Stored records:
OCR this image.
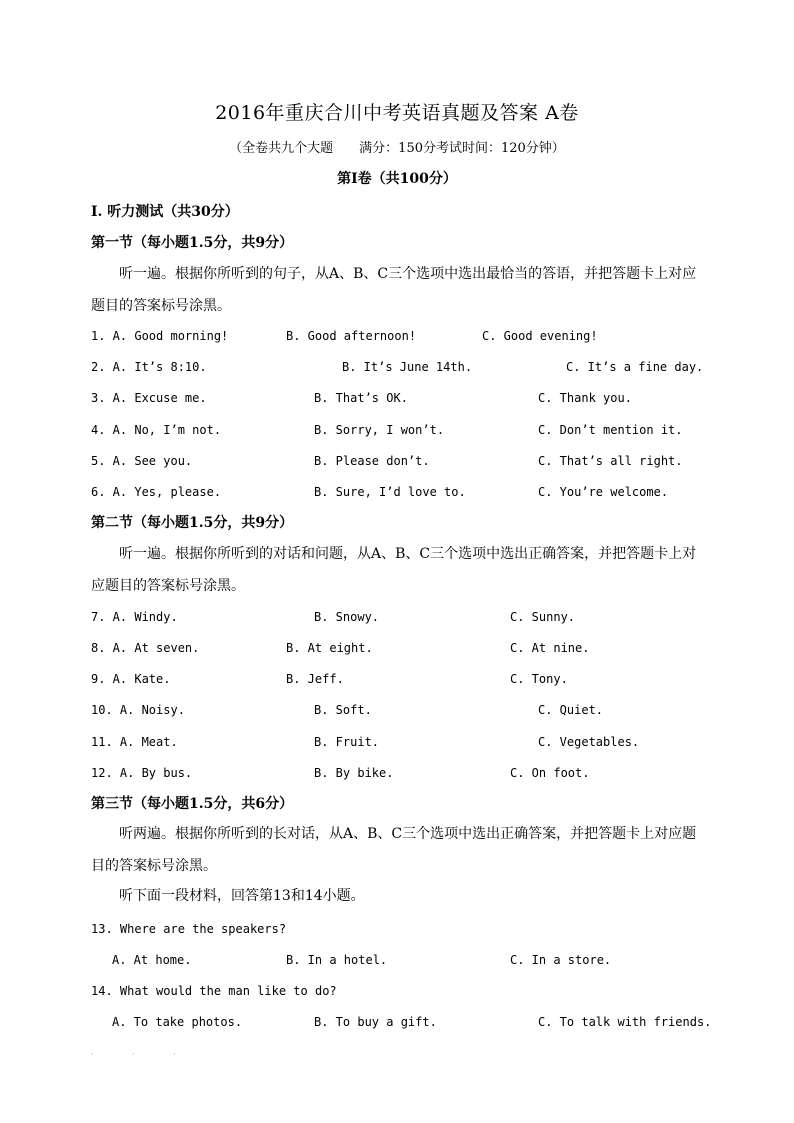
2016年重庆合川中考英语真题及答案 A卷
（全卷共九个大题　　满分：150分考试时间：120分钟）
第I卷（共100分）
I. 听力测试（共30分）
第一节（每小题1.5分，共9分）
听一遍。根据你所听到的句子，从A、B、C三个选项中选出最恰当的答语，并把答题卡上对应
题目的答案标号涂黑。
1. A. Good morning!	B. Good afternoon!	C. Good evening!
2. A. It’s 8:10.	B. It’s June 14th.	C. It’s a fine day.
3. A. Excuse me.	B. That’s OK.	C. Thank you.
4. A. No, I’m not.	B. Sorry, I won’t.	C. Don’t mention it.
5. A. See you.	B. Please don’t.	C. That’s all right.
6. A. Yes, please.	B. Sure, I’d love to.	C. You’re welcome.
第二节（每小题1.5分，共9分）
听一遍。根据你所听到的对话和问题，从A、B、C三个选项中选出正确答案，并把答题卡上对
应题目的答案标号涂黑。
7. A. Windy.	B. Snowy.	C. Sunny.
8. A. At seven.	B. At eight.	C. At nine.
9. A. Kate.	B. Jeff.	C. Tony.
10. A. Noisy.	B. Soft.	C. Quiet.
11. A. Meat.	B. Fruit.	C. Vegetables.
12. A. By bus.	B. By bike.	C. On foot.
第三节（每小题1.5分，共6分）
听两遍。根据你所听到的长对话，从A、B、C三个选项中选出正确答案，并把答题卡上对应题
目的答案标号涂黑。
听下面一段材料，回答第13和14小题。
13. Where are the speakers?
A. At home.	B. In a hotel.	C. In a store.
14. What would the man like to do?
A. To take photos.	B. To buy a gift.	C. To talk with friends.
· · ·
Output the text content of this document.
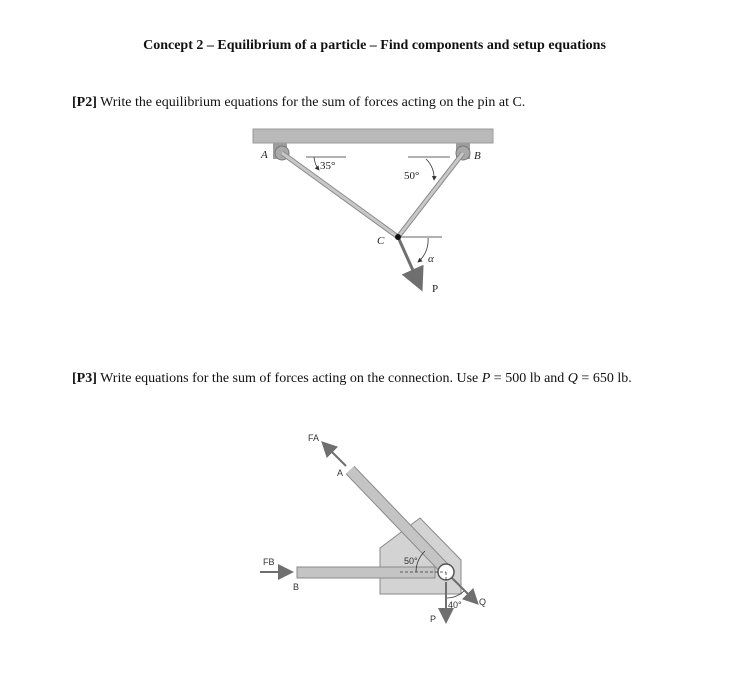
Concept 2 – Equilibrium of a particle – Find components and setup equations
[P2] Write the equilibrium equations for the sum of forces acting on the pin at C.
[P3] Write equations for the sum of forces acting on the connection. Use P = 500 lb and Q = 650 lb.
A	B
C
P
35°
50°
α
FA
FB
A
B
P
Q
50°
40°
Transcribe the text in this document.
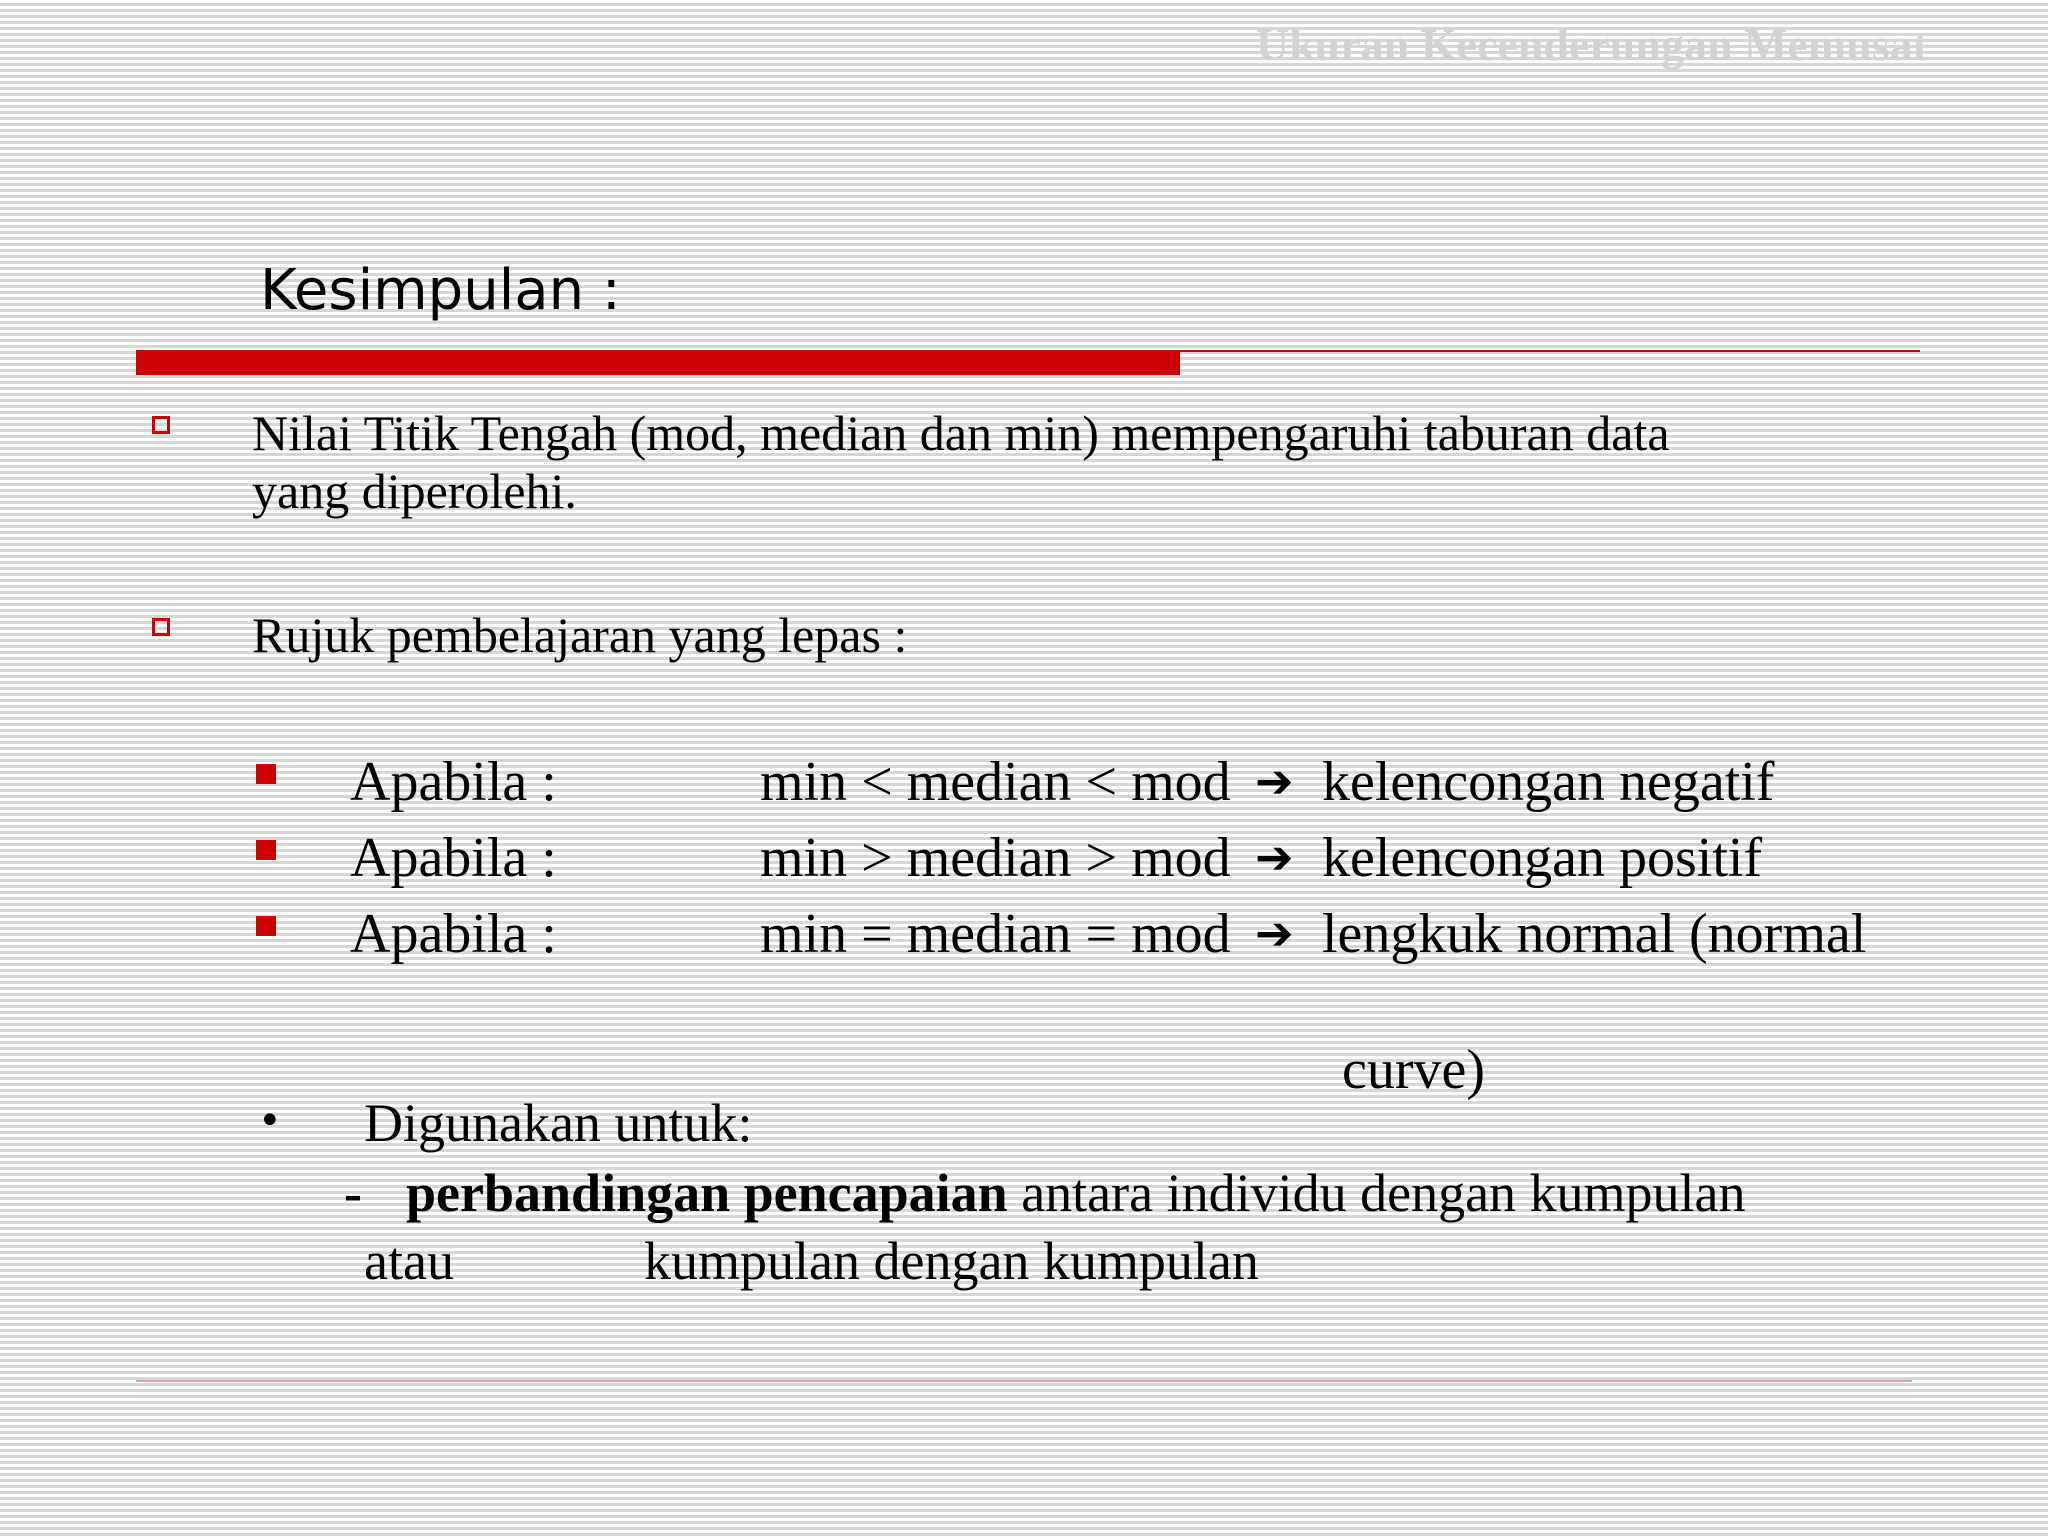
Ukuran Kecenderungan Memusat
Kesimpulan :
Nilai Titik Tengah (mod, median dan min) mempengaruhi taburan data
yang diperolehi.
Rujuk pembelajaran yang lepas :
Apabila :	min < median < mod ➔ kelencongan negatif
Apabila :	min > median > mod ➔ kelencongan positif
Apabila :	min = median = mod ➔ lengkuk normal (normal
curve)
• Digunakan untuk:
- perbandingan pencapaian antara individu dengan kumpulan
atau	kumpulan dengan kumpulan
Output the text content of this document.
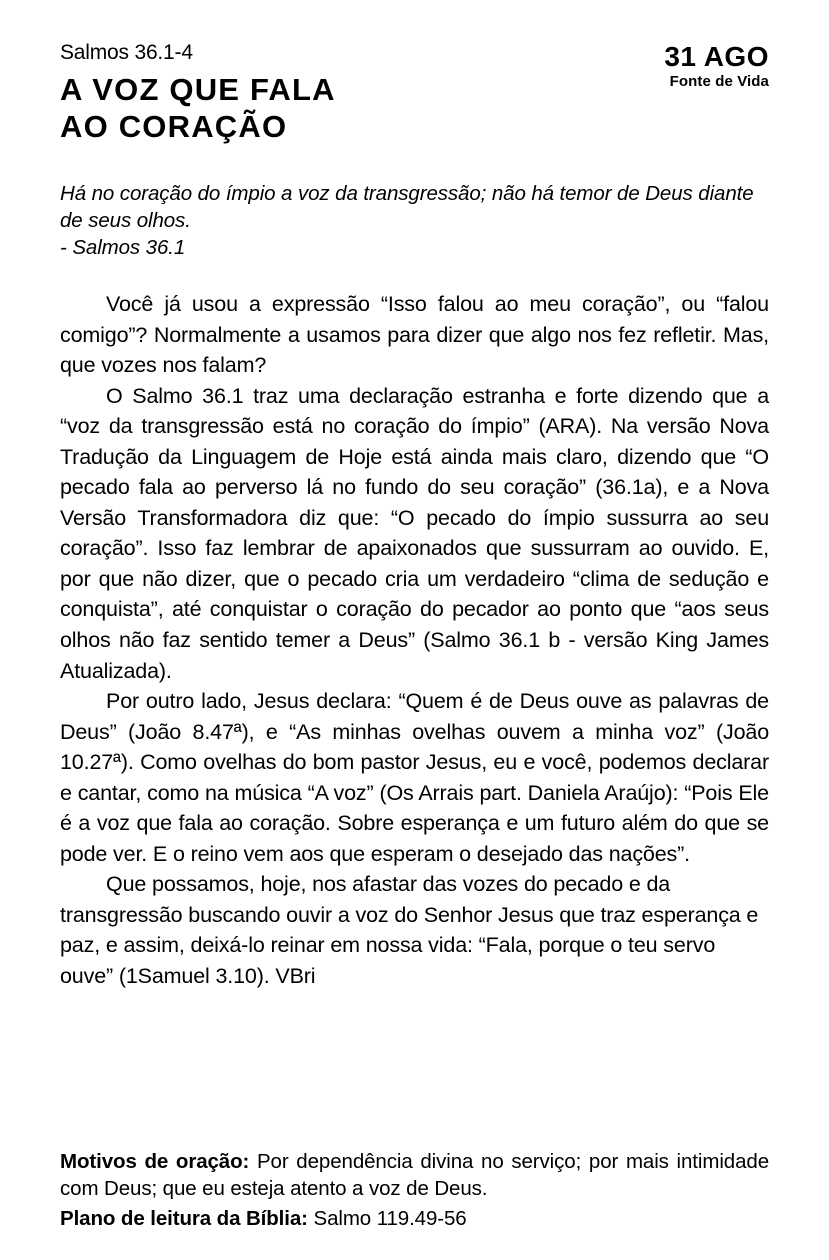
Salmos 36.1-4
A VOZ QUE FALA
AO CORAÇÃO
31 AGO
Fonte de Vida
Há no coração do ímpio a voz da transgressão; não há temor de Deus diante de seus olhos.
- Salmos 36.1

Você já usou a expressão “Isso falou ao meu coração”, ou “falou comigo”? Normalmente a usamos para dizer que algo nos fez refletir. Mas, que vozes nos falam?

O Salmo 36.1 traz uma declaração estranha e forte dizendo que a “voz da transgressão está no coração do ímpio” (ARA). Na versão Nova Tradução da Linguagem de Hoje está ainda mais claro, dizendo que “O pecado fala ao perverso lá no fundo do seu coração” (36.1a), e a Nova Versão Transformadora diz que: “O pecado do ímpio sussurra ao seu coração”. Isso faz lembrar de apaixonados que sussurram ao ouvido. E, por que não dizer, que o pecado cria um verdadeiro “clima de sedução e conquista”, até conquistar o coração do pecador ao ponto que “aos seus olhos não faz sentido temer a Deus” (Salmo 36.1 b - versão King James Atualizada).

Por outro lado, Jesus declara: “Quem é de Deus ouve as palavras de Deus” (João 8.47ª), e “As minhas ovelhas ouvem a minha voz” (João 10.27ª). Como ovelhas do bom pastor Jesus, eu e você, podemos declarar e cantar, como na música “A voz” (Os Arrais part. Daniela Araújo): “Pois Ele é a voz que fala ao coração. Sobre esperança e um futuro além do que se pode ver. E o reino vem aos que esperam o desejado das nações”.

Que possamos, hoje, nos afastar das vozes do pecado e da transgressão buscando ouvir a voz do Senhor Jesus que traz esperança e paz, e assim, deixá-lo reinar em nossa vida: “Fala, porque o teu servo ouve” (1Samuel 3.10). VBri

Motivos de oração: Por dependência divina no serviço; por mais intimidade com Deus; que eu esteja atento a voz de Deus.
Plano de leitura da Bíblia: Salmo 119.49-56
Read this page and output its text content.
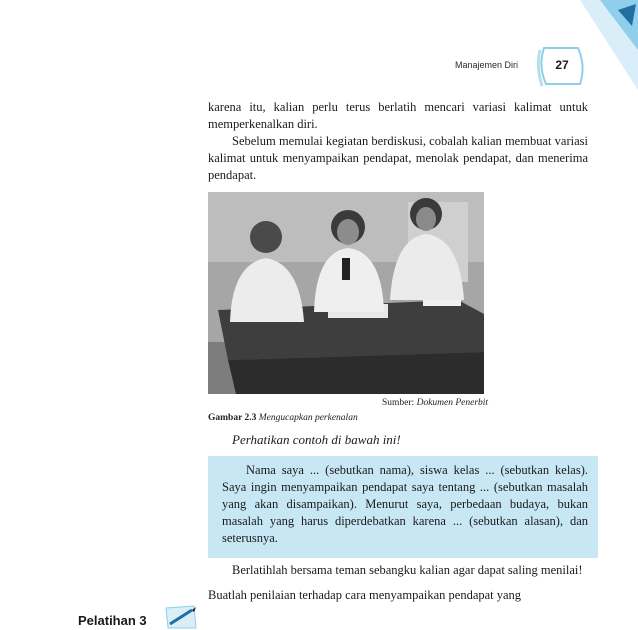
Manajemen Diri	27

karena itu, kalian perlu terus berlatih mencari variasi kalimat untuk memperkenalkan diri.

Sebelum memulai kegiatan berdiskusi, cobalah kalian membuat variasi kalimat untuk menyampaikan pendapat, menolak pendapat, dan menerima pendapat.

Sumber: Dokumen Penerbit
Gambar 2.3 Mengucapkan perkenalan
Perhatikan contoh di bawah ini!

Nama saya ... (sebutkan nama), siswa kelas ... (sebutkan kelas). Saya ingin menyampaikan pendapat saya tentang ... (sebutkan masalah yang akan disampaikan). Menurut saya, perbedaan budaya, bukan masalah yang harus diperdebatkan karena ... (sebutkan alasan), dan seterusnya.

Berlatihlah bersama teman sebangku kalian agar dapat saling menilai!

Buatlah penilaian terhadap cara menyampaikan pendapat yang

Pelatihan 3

■ **Exercise description**
Your task is to gather all lines from the entries above that hold the word "Isso".

■ **Written answer**
Você já usou a expressão “Isso falou ao meu coração”, ou “falou comigo”? Normalmente a usamos para dizer que algo nos fez refletir. Mas, que vozes nos falam?
O Salmo 36.1 traz uma declaração estranha e forte dizendo que a “voz da transgressão está no coração do ímpio” (ARA). Na versão Nova Tradução da Linguagem de Hoje está ainda mais claro, dizendo que “O pecado fala ao perverso lá no fundo do seu coração” (36.1a), e a Nova Versão Transformadora diz que: “O pecado do ímpio sussurra ao seu coração”. Isso faz lembrar de apaixonados que sussurram ao ouvido. E, por que não dizer, que o pecado cria um verdadeiro “clima de sedução e conquista”, até conquistar o coração do pecador ao ponto que “aos seus olhos não faz sentido temer a Deus” (Salmo 36.1 b - versão King James Atualizada).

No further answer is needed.